▶ GIVEN REQUEST
Will you transcribe the entries that follow, exactly and in full?

[Stored entries]
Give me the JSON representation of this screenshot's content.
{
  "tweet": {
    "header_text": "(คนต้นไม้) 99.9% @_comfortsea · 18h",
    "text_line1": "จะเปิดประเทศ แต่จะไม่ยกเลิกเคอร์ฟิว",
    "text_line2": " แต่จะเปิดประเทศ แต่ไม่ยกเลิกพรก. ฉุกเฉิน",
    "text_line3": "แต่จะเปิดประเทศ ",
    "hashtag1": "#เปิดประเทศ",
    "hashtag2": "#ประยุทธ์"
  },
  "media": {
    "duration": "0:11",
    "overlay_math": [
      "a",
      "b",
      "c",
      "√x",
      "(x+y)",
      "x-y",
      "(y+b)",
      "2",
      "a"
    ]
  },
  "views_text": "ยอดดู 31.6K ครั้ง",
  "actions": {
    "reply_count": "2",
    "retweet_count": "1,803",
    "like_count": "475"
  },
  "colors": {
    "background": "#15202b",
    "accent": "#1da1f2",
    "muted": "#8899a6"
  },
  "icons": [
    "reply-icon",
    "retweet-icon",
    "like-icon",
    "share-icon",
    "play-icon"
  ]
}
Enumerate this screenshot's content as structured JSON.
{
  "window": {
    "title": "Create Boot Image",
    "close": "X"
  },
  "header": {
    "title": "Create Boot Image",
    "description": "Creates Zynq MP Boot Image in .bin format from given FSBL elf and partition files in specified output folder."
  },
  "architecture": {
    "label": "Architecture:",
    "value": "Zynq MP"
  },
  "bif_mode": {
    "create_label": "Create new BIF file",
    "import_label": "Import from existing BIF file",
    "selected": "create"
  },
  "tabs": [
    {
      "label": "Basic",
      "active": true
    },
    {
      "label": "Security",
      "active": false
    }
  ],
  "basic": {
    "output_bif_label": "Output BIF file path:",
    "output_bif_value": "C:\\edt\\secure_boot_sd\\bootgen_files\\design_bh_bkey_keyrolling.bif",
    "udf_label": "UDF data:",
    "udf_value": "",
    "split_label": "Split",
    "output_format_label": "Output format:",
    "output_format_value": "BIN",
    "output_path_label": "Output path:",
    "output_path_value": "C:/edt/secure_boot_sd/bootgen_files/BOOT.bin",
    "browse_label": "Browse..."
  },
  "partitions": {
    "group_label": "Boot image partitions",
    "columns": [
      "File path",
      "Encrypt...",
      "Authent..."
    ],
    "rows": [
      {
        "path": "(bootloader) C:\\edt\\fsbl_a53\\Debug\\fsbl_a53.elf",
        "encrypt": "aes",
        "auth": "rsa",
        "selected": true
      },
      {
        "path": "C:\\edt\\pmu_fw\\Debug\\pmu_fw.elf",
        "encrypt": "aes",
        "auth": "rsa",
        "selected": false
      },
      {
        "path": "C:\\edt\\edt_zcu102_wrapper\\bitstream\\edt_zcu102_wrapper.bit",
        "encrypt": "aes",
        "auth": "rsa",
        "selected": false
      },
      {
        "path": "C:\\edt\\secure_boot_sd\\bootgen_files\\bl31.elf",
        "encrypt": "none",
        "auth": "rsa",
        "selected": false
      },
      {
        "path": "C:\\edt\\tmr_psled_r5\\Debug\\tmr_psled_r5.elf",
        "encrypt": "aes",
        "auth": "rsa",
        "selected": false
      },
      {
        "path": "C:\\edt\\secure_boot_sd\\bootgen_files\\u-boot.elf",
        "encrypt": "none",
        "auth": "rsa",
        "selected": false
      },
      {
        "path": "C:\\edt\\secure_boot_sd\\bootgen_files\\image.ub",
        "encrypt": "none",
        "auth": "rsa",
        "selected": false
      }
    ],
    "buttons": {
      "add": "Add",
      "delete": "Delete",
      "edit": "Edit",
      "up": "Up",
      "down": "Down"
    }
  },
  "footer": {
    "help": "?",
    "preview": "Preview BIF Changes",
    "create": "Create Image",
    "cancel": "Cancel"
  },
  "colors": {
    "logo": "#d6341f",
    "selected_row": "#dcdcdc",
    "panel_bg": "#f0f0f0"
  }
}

▶ THE COMPLETED TASK
Give me the JSON representation of this screenshot's content.
{
  "tweet": {
    "header_text": "(คนต้นไม้) 99.9% @_comfortsea · 18h",
    "text_line1": "จะเปิดประเทศ แต่จะไม่ยกเลิกเคอร์ฟิว",
    "text_line2": " แต่จะเปิดประเทศ แต่ไม่ยกเลิกพรก. ฉุกเฉิน",
    "text_line3": "แต่จะเปิดประเทศ ",
    "hashtag1": "#เปิดประเทศ",
    "hashtag2": "#ประยุทธ์"
  },
  "media": {
    "duration": "0:11",
    "overlay_math": [
      "a",
      "b",
      "c",
      "√x",
      "(x+y)",
      "x-y",
      "(y+b)",
      "2",
      "a"
    ]
  },
  "views_text": "ยอดดู 31.6K ครั้ง",
  "actions": {
    "reply_count": "2",
    "retweet_count": "1,803",
    "like_count": "475"
  },
  "colors": {
    "background": "#15202b",
    "accent": "#1da1f2",
    "muted": "#8899a6"
  },
  "icons": [
    "reply-icon",
    "retweet-icon",
    "like-icon",
    "share-icon",
    "play-icon"
  ]
}
Enumerate this screenshot's content as structured JSON.
{
  "window": {
    "title": "Create Boot Image",
    "close": "X"
  },
  "header": {
    "title": "Create Boot Image",
    "description": "Creates Zynq MP Boot Image in .bin format from given FSBL elf and partition files in specified output folder."
  },
  "architecture": {
    "label": "Architecture:",
    "value": "Zynq MP"
  },
  "bif_mode": {
    "create_label": "Create new BIF file",
    "import_label": "Import from existing BIF file",
    "selected": "create"
  },
  "tabs": [
    {
      "label": "Basic",
      "active": true
    },
    {
      "label": "Security",
      "active": false
    }
  ],
  "basic": {
    "output_bif_label": "Output BIF file path:",
    "output_bif_value": "C:\\edt\\secure_boot_sd\\bootgen_files\\design_bh_bkey_keyrolling.bif",
    "udf_label": "UDF data:",
    "udf_value": "",
    "split_label": "Split",
    "output_format_label": "Output format:",
    "output_format_value": "BIN",
    "output_path_label": "Output path:",
    "output_path_value": "C:/edt/secure_boot_sd/bootgen_files/BOOT.bin",
    "browse_label": "Browse..."
  },
  "partitions": {
    "group_label": "Boot image partitions",
    "columns": [
      "File path",
      "Encrypt...",
      "Authent..."
    ],
    "rows": [
      {
        "path": "(bootloader) C:\\edt\\fsbl_a53\\Debug\\fsbl_a53.elf",
        "encrypt": "aes",
        "auth": "rsa",
        "selected": true
      },
      {
        "path": "C:\\edt\\pmu_fw\\Debug\\pmu_fw.elf",
        "encrypt": "aes",
        "auth": "rsa",
        "selected": false
      },
      {
        "path": "C:\\edt\\edt_zcu102_wrapper\\bitstream\\edt_zcu102_wrapper.bit",
        "encrypt": "aes",
        "auth": "rsa",
        "selected": false
      },
      {
        "path": "C:\\edt\\secure_boot_sd\\bootgen_files\\bl31.elf",
        "encrypt": "none",
        "auth": "rsa",
        "selected": false
      },
      {
        "path": "C:\\edt\\tmr_psled_r5\\Debug\\tmr_psled_r5.elf",
        "encrypt": "aes",
        "auth": "rsa",
        "selected": false
      },
      {
        "path": "C:\\edt\\secure_boot_sd\\bootgen_files\\u-boot.elf",
        "encrypt": "none",
        "auth": "rsa",
        "selected": false
      },
      {
        "path": "C:\\edt\\secure_boot_sd\\bootgen_files\\image.ub",
        "encrypt": "none",
        "auth": "rsa",
        "selected": false
      }
    ],
    "buttons": {
      "add": "Add",
      "delete": "Delete",
      "edit": "Edit",
      "up": "Up",
      "down": "Down"
    }
  },
  "footer": {
    "help": "?",
    "preview": "Preview BIF Changes",
    "create": "Create Image",
    "cancel": "Cancel"
  },
  "colors": {
    "logo": "#d6341f",
    "selected_row": "#dcdcdc",
    "panel_bg": "#f0f0f0"
  }
}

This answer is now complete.